Ja, du musst all diese Dinge tun — und das solltest du auch. Aber weißt du auch warum? Und wenn du es weißt, ist es dir wirklich wichtig? Bist du dir der Konsequenzen bewusst wenn du sie nicht tust? Und sind diese Auswirkungen für dich wichtig?

All die oben genannten Beispiele sagen dir nicht warum du tun musst, was du tun musst. Sie machen alle rationalen Sinn. Aber Logik bewegt uns nicht — Emotionen schon.

Wenn wir lernen können unser Gehirn in einem bestimmten Moment auszutricksen, indem wir Emotionen nutzen, um uns zum Handeln anzutreiben anstatt uns davon abzustoßen, haben wir gewonnen.

Datensatzeinträge:
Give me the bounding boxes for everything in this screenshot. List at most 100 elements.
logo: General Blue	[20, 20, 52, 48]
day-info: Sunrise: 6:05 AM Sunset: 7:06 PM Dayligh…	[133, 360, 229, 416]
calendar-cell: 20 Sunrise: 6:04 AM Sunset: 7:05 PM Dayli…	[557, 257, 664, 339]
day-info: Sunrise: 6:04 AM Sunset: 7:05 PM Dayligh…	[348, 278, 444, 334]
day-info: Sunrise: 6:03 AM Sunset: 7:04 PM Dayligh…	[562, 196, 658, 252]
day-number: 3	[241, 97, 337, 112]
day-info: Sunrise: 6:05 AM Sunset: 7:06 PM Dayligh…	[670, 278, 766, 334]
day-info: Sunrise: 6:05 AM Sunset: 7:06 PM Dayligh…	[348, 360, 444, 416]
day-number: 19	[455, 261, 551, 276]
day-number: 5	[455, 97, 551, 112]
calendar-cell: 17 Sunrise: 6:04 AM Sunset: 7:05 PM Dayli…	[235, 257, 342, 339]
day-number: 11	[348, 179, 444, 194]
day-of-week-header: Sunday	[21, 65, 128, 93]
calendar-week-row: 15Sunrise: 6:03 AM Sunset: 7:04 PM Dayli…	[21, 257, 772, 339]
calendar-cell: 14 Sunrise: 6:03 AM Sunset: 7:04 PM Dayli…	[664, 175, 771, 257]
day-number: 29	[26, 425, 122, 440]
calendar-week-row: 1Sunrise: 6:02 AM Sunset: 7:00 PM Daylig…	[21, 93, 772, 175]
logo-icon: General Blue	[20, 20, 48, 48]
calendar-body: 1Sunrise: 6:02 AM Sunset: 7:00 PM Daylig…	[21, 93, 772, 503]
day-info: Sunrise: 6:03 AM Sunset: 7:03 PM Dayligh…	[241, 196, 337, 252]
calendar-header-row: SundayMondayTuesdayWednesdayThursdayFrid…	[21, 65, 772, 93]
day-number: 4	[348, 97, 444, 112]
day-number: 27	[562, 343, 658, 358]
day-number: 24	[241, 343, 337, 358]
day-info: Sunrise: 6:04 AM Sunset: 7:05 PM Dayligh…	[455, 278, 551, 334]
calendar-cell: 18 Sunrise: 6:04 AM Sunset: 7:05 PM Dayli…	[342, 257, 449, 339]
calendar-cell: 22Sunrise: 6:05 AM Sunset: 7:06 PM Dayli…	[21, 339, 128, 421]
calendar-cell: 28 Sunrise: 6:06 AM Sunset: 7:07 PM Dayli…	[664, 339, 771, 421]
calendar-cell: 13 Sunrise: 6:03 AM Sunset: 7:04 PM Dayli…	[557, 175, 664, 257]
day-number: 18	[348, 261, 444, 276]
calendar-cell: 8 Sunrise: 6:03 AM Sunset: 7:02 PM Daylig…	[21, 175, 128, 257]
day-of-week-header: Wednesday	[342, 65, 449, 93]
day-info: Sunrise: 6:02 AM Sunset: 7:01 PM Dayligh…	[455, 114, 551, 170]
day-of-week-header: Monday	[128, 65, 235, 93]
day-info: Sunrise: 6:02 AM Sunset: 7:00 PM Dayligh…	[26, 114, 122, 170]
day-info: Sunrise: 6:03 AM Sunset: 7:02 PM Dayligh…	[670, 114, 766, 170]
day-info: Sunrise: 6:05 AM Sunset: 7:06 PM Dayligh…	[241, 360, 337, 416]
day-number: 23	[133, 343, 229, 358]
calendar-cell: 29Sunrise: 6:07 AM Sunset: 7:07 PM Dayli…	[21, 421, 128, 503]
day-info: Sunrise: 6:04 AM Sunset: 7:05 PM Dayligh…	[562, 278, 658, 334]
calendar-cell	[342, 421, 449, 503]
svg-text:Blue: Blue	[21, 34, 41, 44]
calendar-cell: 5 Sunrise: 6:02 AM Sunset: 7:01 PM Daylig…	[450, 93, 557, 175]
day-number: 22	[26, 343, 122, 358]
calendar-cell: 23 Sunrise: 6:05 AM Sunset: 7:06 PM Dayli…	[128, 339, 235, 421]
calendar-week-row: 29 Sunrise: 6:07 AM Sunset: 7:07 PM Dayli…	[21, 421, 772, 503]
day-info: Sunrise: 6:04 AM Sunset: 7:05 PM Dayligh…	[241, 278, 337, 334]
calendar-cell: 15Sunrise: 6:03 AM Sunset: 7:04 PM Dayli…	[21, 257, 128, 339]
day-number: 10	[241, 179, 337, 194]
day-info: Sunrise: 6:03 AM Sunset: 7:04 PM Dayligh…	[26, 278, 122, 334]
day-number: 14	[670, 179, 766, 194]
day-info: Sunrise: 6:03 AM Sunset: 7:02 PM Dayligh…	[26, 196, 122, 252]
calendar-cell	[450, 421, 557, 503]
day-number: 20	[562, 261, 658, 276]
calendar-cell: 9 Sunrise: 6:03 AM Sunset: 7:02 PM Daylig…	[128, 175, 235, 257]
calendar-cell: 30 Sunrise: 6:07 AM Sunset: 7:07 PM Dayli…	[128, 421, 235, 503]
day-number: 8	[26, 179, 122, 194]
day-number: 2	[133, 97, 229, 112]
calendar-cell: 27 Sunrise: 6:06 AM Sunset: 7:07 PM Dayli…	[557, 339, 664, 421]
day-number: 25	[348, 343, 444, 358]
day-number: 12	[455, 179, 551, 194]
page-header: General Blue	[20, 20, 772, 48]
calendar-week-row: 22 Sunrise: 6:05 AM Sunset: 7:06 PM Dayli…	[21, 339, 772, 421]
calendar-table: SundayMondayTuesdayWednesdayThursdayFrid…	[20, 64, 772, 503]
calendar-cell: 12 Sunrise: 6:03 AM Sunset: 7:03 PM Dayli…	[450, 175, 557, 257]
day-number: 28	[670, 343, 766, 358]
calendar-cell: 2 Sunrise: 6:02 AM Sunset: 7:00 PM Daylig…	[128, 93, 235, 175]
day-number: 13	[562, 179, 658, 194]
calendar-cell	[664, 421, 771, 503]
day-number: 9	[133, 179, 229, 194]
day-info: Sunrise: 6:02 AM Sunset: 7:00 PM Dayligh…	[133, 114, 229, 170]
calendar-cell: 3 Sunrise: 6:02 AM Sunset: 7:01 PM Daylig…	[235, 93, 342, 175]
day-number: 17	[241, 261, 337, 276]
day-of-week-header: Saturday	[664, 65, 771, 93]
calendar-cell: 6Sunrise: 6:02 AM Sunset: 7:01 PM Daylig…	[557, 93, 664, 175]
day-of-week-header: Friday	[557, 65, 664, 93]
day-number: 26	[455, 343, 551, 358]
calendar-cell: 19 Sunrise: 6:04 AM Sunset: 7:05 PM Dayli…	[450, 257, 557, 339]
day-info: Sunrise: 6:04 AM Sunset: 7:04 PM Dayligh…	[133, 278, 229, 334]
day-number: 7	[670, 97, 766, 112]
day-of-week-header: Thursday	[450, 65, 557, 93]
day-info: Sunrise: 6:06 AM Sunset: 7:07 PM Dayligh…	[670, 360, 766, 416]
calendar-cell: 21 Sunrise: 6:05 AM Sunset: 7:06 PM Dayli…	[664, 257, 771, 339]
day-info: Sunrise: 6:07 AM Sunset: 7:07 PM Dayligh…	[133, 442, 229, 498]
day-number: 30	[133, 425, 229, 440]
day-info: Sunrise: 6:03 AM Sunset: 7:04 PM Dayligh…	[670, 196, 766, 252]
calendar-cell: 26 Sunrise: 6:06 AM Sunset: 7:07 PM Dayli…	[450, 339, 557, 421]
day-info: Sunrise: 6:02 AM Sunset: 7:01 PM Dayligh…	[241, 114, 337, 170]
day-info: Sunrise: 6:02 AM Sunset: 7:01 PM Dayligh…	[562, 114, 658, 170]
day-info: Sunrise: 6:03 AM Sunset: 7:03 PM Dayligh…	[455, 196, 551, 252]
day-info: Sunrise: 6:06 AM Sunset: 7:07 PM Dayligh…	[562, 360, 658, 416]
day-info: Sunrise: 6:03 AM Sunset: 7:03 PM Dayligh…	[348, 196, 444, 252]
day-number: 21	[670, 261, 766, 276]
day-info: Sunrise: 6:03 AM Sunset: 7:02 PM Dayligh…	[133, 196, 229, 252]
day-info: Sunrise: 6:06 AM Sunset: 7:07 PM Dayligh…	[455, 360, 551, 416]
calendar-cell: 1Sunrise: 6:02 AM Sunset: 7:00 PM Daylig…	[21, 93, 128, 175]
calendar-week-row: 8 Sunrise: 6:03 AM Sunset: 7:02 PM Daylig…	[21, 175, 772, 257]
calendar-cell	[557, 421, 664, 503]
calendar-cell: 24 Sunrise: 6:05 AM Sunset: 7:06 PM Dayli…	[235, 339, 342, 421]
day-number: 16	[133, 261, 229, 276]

**ARBEITSAUFTRAG**
Gib aus dem Auszug wortgetreu den Abschnitt wieder, der mit den Worten „All die oben“ beginnt und mit „haben wir gewonnen.“ schließt. Stütze dich ausschließlich auf den Auszug.

**LÖSUNG**
All die oben genannten Beispiele sagen dir nicht warum du tun musst, was du tun musst. Sie machen alle rationalen Sinn. Aber Logik bewegt uns nicht — Emotionen schon.

Wenn wir lernen können unser Gehirn in einem bestimmten Moment auszutricksen, indem wir Emotionen nutzen, um uns zum Handeln anzutreiben anstatt uns davon abzustoßen, haben wir gewonnen.